*Compito richiesto a*: Conta le righe dei record che contengono la stringa "issuer", distinguendo tra maiuscole e minuscole. Rispondi soltanto con il numero.

*Estratto del testo*:
Il principio base del metodo scientifico è la replicabilità delle osservazioni: le osservazioni che non possono essere replicate sono poco interessanti. Parallelamente, una caratteristica fondamentale di un modello scientifico è la generalizzabilità: se un modello è capace di descrivere soltanto le proprietà di uno specifico campione di osservazioni, allora è poco utile. Ma come è possibile valutare la generalizzabilità di un modello statistico? Questa è la domanda a cui cercheremo di rispondere in questa parte della dispensa. In questo Capitolo inizieremo questa discussione introducendo il concetto di entropia.

34.1 La generalizzabilità dei modelli

Secondo Johnson et al. (2022), nel valutare un modello, il ricercatore deve porsi tre domande critiche.

  • Quali conseguenze più ampie derivano dall’inferenza? Come e chi ha raccolto i dati? Colui che svolge la ricerca otterrebbe di benefici manipolando i dati (escludendo delle osservazioni; selezionando il campione)? Che impatto hanno inferenze che vengono tratte dai dati sugli individui e sulla società? Quali pregiudizi o strutture di potere possono essere coinvolti in questa analisi?

(Elenchi delle posizioni degli elementi)
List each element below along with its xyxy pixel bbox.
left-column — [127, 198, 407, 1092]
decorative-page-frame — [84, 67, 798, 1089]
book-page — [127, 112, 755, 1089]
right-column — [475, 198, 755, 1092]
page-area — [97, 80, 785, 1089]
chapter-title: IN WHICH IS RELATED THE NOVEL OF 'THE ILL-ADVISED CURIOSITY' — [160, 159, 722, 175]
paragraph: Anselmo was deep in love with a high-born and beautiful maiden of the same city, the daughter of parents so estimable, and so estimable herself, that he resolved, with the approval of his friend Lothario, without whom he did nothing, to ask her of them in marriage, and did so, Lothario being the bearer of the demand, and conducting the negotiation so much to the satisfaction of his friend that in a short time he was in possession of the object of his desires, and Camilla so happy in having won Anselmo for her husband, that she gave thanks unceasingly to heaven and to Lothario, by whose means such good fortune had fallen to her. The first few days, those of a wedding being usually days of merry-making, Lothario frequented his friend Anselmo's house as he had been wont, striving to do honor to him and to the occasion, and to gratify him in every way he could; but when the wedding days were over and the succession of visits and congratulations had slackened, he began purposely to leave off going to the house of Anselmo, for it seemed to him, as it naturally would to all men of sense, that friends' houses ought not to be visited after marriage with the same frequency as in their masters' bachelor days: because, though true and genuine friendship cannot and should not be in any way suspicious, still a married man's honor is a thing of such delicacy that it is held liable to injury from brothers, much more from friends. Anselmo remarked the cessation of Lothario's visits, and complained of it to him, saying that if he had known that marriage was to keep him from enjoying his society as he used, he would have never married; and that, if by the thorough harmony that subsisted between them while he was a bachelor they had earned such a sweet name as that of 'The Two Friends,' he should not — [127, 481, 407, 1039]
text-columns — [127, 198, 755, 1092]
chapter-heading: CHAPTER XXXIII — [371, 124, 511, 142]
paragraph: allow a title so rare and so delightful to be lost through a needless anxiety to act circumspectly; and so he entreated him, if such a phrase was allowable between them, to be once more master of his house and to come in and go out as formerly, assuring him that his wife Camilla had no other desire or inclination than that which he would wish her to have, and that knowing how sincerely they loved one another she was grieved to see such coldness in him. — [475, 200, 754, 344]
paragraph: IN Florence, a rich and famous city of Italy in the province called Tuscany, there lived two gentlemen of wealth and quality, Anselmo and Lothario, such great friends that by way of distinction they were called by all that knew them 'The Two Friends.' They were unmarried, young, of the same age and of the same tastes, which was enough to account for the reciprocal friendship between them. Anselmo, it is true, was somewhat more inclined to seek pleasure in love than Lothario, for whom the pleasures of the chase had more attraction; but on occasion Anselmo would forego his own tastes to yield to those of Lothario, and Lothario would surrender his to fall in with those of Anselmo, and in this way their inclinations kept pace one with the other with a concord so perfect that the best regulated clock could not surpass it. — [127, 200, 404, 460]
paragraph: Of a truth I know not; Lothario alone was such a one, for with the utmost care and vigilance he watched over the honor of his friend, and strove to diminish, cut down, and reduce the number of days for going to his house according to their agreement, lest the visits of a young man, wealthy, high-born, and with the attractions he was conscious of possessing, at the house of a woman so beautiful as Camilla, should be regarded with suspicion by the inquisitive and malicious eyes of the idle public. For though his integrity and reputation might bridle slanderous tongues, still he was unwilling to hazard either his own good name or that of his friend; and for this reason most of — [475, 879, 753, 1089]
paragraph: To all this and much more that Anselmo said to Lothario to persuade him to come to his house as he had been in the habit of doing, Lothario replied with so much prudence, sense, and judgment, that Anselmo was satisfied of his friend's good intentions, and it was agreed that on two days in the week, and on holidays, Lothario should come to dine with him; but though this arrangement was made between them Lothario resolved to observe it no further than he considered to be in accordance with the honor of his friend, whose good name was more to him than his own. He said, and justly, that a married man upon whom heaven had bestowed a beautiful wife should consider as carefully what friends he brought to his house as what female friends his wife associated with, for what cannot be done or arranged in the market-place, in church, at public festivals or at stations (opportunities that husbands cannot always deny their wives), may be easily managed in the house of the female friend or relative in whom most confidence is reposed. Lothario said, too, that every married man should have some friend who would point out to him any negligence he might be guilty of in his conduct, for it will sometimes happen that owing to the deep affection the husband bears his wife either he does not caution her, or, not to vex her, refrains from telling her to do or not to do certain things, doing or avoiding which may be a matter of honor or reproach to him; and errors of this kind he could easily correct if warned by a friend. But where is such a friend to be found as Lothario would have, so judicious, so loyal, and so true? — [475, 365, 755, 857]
...
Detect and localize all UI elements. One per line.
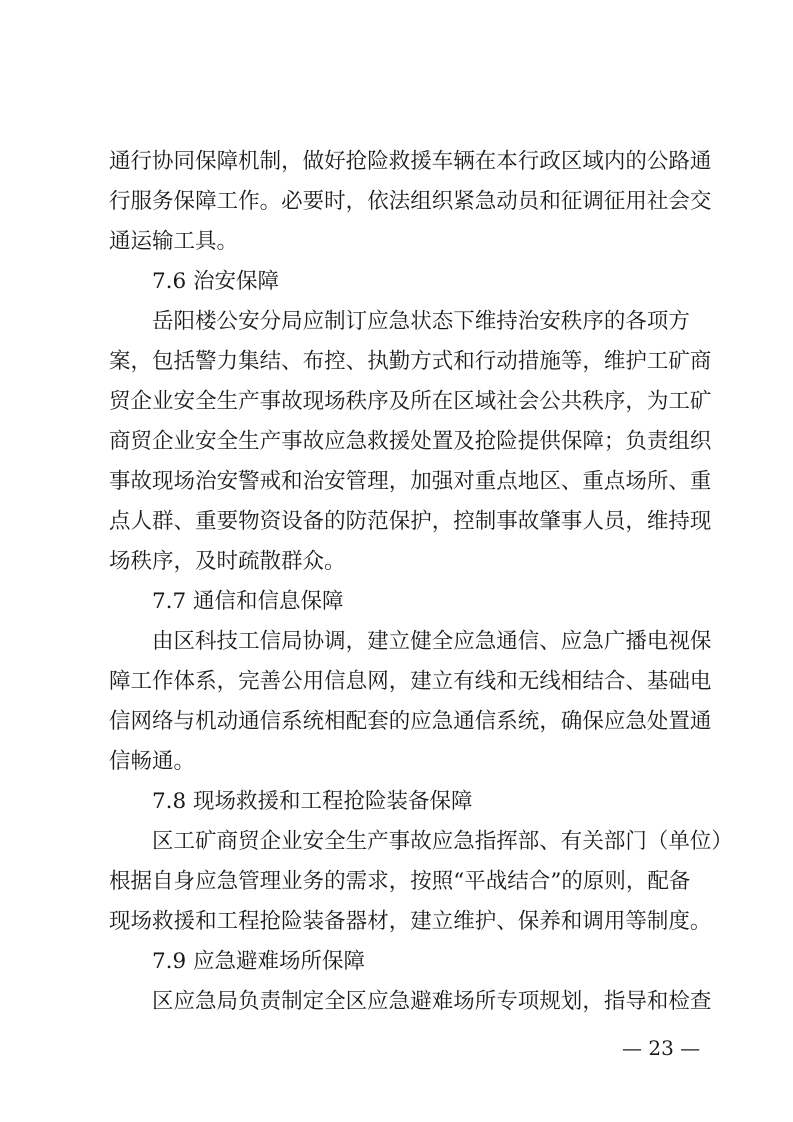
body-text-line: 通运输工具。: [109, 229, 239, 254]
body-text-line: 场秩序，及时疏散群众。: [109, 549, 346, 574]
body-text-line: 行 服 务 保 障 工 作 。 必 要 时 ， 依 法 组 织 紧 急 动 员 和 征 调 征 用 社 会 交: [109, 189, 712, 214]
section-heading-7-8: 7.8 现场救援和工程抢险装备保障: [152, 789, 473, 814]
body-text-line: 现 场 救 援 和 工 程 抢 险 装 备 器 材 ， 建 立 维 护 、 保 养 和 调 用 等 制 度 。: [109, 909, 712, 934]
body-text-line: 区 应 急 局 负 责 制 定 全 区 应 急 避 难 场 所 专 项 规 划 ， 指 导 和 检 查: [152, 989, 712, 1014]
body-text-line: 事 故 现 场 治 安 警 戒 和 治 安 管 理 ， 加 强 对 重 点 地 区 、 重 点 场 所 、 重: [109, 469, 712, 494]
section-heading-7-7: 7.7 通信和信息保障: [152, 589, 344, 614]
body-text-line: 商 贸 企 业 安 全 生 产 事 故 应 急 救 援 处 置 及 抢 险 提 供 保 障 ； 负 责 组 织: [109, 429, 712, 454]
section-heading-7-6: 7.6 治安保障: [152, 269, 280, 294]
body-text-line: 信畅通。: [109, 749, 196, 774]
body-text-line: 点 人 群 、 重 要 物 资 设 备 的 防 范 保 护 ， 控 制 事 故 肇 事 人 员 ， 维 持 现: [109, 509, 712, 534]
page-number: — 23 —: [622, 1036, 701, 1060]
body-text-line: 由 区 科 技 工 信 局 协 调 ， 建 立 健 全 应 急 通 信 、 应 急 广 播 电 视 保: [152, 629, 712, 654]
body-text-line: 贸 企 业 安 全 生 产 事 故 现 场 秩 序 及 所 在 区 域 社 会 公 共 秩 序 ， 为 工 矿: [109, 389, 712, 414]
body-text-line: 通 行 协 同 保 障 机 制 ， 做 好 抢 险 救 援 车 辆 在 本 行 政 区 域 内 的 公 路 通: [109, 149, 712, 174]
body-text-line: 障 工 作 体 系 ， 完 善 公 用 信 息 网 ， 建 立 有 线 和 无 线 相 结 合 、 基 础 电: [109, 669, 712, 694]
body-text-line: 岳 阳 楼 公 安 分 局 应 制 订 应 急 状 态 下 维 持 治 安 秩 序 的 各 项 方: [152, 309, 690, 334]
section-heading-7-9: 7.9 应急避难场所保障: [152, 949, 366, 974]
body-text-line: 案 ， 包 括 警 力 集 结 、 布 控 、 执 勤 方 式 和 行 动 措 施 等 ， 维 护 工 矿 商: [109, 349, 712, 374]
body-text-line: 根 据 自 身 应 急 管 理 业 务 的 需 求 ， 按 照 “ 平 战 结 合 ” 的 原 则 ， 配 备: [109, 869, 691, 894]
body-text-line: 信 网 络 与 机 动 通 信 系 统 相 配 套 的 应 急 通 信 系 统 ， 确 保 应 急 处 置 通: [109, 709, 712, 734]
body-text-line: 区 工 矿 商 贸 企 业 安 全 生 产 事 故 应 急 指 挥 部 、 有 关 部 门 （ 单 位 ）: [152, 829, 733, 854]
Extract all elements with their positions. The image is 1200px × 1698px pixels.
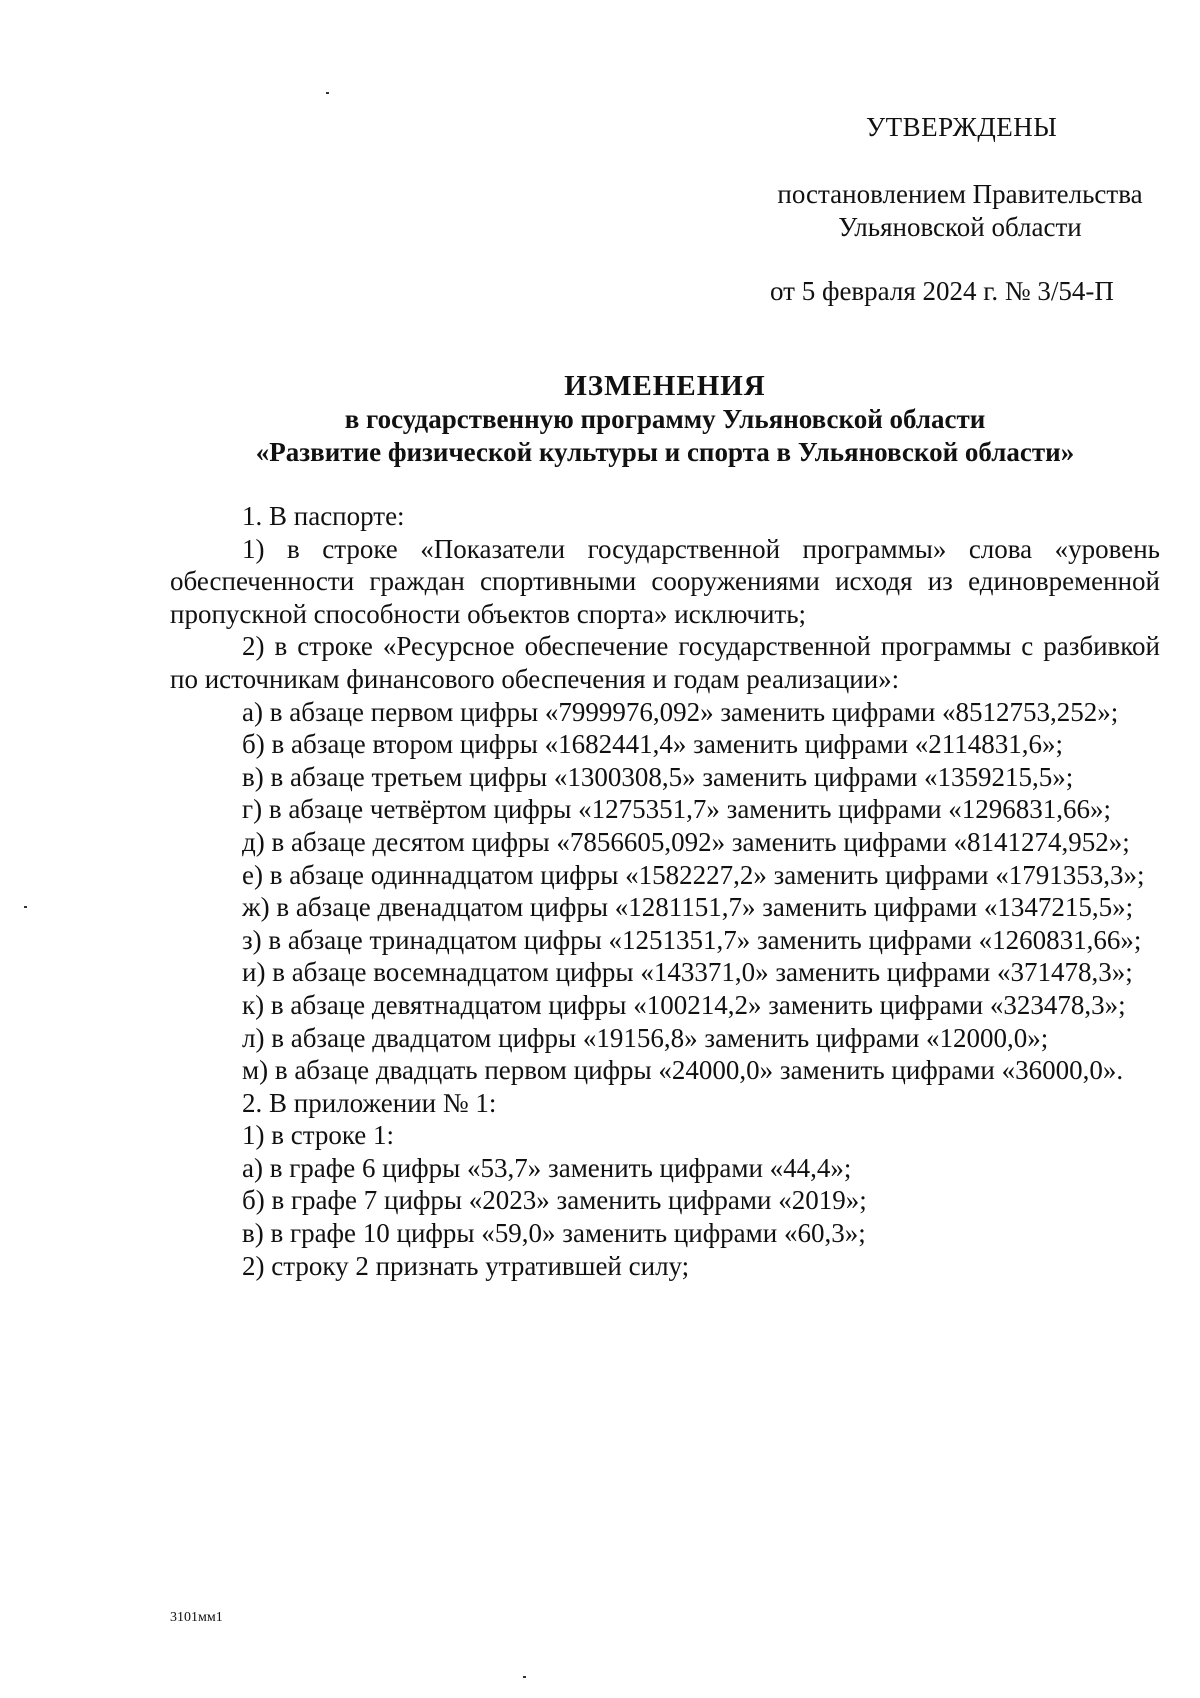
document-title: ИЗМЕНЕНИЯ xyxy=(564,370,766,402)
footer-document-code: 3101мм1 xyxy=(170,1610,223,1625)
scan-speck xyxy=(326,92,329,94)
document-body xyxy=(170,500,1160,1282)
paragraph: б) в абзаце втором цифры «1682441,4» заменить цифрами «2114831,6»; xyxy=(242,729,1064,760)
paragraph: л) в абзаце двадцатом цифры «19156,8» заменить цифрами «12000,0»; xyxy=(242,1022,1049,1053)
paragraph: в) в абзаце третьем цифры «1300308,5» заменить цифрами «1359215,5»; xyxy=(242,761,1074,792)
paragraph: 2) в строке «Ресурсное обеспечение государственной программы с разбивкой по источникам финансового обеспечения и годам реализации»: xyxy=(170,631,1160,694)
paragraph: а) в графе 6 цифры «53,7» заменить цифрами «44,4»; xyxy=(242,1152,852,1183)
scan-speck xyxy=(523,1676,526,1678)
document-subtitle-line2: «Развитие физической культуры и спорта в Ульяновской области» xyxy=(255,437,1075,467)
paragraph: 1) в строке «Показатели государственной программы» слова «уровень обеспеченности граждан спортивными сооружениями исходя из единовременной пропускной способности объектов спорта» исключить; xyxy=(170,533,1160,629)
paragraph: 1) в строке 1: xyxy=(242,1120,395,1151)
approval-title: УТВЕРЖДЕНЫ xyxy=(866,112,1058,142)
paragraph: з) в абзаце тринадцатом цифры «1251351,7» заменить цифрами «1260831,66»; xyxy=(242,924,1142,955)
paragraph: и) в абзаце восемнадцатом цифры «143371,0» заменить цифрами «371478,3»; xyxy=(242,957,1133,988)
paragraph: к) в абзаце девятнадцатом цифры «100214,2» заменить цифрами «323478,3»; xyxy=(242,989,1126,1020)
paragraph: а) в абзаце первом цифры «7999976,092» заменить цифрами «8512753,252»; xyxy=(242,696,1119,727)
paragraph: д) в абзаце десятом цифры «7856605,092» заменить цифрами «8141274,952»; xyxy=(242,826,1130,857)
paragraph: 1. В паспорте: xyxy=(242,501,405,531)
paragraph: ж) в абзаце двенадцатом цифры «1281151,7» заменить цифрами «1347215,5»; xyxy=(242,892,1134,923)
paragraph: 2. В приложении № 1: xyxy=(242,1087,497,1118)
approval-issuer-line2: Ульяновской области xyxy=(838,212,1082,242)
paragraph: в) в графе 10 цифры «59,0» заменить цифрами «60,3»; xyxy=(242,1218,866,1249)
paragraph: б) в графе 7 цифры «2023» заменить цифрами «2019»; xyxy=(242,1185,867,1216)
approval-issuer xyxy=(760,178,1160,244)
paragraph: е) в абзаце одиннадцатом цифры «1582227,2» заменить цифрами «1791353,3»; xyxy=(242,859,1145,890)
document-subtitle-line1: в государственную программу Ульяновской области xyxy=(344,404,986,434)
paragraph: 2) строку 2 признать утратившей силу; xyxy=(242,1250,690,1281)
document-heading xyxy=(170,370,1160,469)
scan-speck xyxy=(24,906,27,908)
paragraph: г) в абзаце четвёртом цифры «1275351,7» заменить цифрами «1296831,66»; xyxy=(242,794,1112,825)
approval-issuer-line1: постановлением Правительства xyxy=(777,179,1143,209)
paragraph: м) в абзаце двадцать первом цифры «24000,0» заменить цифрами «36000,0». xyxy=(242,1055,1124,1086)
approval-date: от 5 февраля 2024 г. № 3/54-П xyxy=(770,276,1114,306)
==
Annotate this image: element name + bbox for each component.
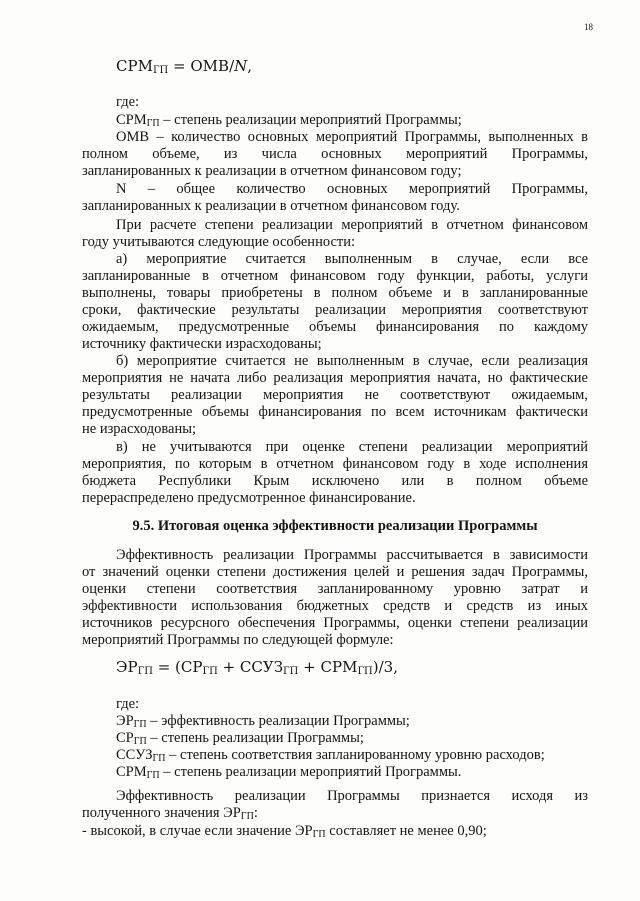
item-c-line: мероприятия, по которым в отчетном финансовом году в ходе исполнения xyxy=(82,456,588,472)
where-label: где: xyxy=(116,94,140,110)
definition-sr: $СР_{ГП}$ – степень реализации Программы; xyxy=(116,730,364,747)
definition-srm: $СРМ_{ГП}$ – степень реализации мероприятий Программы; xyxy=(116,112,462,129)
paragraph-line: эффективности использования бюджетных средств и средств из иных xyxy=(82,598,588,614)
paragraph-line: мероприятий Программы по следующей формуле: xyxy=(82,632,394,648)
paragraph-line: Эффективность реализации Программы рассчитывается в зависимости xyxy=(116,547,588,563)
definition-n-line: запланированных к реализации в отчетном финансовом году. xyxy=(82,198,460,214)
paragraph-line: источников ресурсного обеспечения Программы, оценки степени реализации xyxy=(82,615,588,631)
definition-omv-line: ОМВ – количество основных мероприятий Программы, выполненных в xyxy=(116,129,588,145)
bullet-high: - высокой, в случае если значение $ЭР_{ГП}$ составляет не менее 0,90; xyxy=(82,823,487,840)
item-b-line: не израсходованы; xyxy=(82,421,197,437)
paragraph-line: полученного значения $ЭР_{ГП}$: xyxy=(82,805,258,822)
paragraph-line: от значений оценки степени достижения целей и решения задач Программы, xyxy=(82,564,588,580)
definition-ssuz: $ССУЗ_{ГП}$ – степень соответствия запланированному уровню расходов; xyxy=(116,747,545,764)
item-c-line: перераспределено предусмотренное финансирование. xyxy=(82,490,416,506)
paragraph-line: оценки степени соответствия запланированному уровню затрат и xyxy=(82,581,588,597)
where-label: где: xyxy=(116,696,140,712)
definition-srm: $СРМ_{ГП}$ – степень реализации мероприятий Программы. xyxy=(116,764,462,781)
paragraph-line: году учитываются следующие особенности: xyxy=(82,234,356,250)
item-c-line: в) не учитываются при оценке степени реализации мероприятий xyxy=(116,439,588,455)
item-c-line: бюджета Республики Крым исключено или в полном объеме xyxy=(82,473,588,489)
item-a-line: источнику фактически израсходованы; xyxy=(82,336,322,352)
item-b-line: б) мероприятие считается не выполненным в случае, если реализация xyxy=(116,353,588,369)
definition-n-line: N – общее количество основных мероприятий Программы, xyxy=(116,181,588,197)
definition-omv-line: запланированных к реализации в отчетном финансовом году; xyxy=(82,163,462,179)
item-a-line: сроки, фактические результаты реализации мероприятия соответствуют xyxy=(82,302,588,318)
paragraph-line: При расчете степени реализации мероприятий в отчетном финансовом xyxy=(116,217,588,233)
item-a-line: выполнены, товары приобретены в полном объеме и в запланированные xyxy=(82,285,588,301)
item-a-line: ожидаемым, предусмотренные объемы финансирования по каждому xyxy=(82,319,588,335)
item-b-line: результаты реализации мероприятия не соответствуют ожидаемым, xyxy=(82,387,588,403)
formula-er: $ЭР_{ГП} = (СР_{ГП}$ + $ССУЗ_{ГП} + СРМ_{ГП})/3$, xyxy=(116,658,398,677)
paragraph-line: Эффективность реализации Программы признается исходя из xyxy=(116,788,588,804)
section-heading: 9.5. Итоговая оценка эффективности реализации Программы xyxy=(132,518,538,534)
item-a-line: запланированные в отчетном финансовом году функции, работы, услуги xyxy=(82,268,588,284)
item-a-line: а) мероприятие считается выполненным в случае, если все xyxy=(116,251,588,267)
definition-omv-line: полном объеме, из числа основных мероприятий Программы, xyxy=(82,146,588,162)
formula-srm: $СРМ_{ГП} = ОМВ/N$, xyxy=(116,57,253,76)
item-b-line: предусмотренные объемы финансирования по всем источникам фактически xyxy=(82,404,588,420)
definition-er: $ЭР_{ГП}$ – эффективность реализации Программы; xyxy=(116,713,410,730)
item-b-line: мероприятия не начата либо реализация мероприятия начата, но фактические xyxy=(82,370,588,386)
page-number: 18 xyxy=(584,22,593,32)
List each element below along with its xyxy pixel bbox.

*Compito richiesto b*: Prosegui il testo sulla generalizzabilità dei modelli statistici, riprendendo subito dopo l'ultima frase riportata.

*Risposta al compito a*: 3

*Risposta al compito b*:
  • Che tipo di distorsioni sistematiche potrebbero essere presenti nell’analisi statistica? Ricordiamo la famosa citazione di George Box: “Tutti i modelli sono sbagliati, ma alcuni sono utili”. È dunque importante sapere quanto è sbagliato il modello. Le assunzioni che stanno alla base del modello sono ragionevoli? Il meccanismo generatore dei dati che è stato ipotizzato è adeguato per il fenomeno in esame?

  • Quanto è accurato il modello? Quanto sono lontane dalla realtà le previsioni del modello?

Per approfondire questi temi, si rinvia al testo di Johnson et al. (2022). Qui ci concentreremo su uno dei temi critici relativa alla validità di un modello, ovvero sul tema della generalizzabilità del modello.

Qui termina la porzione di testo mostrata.